## Your task
Print every entry word for word, but omit the pictures.

## Exercise inputs

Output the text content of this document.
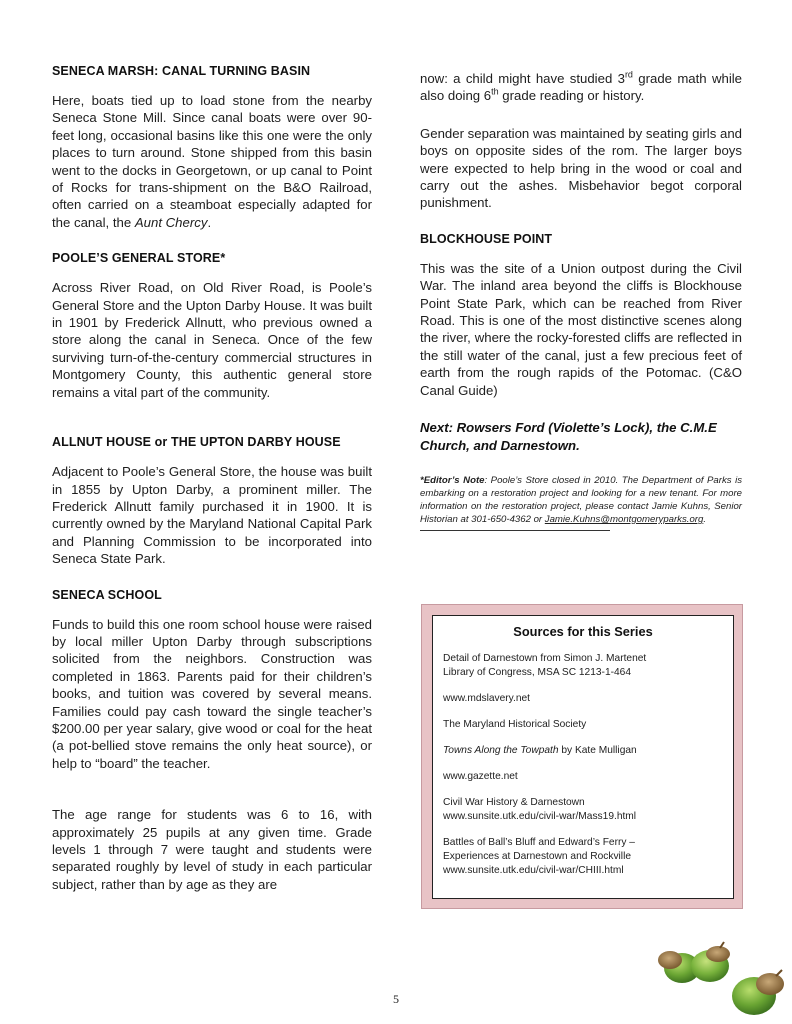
SENECA MARSH: CANAL TURNING BASIN

Here, boats tied up to load stone from the nearby Seneca Stone Mill. Since canal boats were over 90-feet long, occasional basins like this one were the only places to turn around. Stone shipped from this basin went to the docks in Georgetown, or up canal to Point of Rocks for trans-shipment on the B&O Railroad, often carried on a steamboat especially adapted for the canal, the Aunt Chercy.

POOLE’S GENERAL STORE*

Across River Road, on Old River Road, is Poole’s General Store and the Upton Darby House. It was built in 1901 by Frederick Allnutt, who previous owned a store along the canal in Seneca. Once of the few surviving turn-of-the-century commercial structures in Montgomery County, this authentic general store remains a vital part of the community.

ALLNUT HOUSE or THE UPTON DARBY HOUSE

Adjacent to Poole’s General Store, the house was built in 1855 by Upton Darby, a prominent miller. The Frederick Allnutt family purchased it in 1900. It is currently owned by the Maryland National Capital Park and Planning Commission to be incorporated into Seneca State Park.

SENECA SCHOOL

Funds to build this one room school house were raised by local miller Upton Darby through subscriptions solicited from the neighbors. Construction was completed in 1863. Parents paid for their children’s books, and tuition was covered by several means. Families could pay cash toward the single teacher’s $200.00 per year salary, give wood or coal for the heat (a pot-bellied stove remains the only heat source), or help to “board” the teacher.

The age range for students was 6 to 16, with approximately 25 pupils at any given time. Grade levels 1 through 7 were taught and students were separated roughly by level of study in each particular subject, rather than by age as they are

now: a child might have studied 3rd grade math while also doing 6th grade reading or history.

Gender separation was maintained by seating girls and boys on opposite sides of the rom. The larger boys were expected to help bring in the wood or coal and carry out the ashes. Misbehavior begot corporal punishment.

BLOCKHOUSE POINT

This was the site of a Union outpost during the Civil War. The inland area beyond the cliffs is Blockhouse Point State Park, which can be reached from River Road. This is one of the most distinctive scenes along the river, where the rocky-forested cliffs are reflected in the still water of the canal, just a few precious feet of earth from the rough rapids of the Potomac. (C&O Canal Guide)

Next: Rowsers Ford (Violette’s Lock), the C.M.E Church, and Darnestown.

*Editor’s Note: Poole’s Store closed in 2010. The Department of Parks is embarking on a restoration project and looking for a new tenant. For more information on the restoration project, please contact Jamie Kuhns, Senior Historian at 301-650-4362 or Jamie.Kuhns@montgomeryparks.org.

Sources for this Series
Detail of Darnestown from Simon J. Martenet
Library of Congress, MSA SC 1213-1-464
www.mdslavery.net
The Maryland Historical Society
Towns Along the Towpath by Kate Mulligan
www.gazette.net
Civil War History & Darnestown
www.sunsite.utk.edu/civil-war/Mass19.html
Battles of Ball’s Bluff and Edward’s Ferry –
Experiences at Darnestown and Rockville
www.sunsite.utk.edu/civil-war/CHIII.html
5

## Finished task
Output the text content of this document.
SENECA MARSH: CANAL TURNING BASIN

Here, boats tied up to load stone from the nearby Seneca Stone Mill. Since canal boats were over 90-feet long, occasional basins like this one were the only places to turn around. Stone shipped from this basin went to the docks in Georgetown, or up canal to Point of Rocks for trans-shipment on the B&O Railroad, often carried on a steamboat especially adapted for the canal, the Aunt Chercy.

POOLE’S GENERAL STORE*

Across River Road, on Old River Road, is Poole’s General Store and the Upton Darby House. It was built in 1901 by Frederick Allnutt, who previous owned a store along the canal in Seneca. Once of the few surviving turn-of-the-century commercial structures in Montgomery County, this authentic general store remains a vital part of the community.

ALLNUT HOUSE or THE UPTON DARBY HOUSE

Adjacent to Poole’s General Store, the house was built in 1855 by Upton Darby, a prominent miller. The Frederick Allnutt family purchased it in 1900. It is currently owned by the Maryland National Capital Park and Planning Commission to be incorporated into Seneca State Park.

SENECA SCHOOL

Funds to build this one room school house were raised by local miller Upton Darby through subscriptions solicited from the neighbors. Construction was completed in 1863. Parents paid for their children’s books, and tuition was covered by several means. Families could pay cash toward the single teacher’s $200.00 per year salary, give wood or coal for the heat (a pot-bellied stove remains the only heat source), or help to “board” the teacher.

The age range for students was 6 to 16, with approximately 25 pupils at any given time. Grade levels 1 through 7 were taught and students were separated roughly by level of study in each particular subject, rather than by age as they are

now: a child might have studied 3rd grade math while also doing 6th grade reading or history.

Gender separation was maintained by seating girls and boys on opposite sides of the rom. The larger boys were expected to help bring in the wood or coal and carry out the ashes. Misbehavior begot corporal punishment.

BLOCKHOUSE POINT

This was the site of a Union outpost during the Civil War. The inland area beyond the cliffs is Blockhouse Point State Park, which can be reached from River Road. This is one of the most distinctive scenes along the river, where the rocky-forested cliffs are reflected in the still water of the canal, just a few precious feet of earth from the rough rapids of the Potomac. (C&O Canal Guide)

Next: Rowsers Ford (Violette’s Lock), the C.M.E Church, and Darnestown.

*Editor’s Note: Poole’s Store closed in 2010. The Department of Parks is embarking on a restoration project and looking for a new tenant. For more information on the restoration project, please contact Jamie Kuhns, Senior Historian at 301-650-4362 or Jamie.Kuhns@montgomeryparks.org.

Sources for this Series
Detail of Darnestown from Simon J. Martenet
Library of Congress, MSA SC 1213-1-464
www.mdslavery.net
The Maryland Historical Society
Towns Along the Towpath by Kate Mulligan
www.gazette.net
Civil War History & Darnestown
www.sunsite.utk.edu/civil-war/Mass19.html
Battles of Ball’s Bluff and Edward’s Ferry –
Experiences at Darnestown and Rockville
www.sunsite.utk.edu/civil-war/CHIII.html
5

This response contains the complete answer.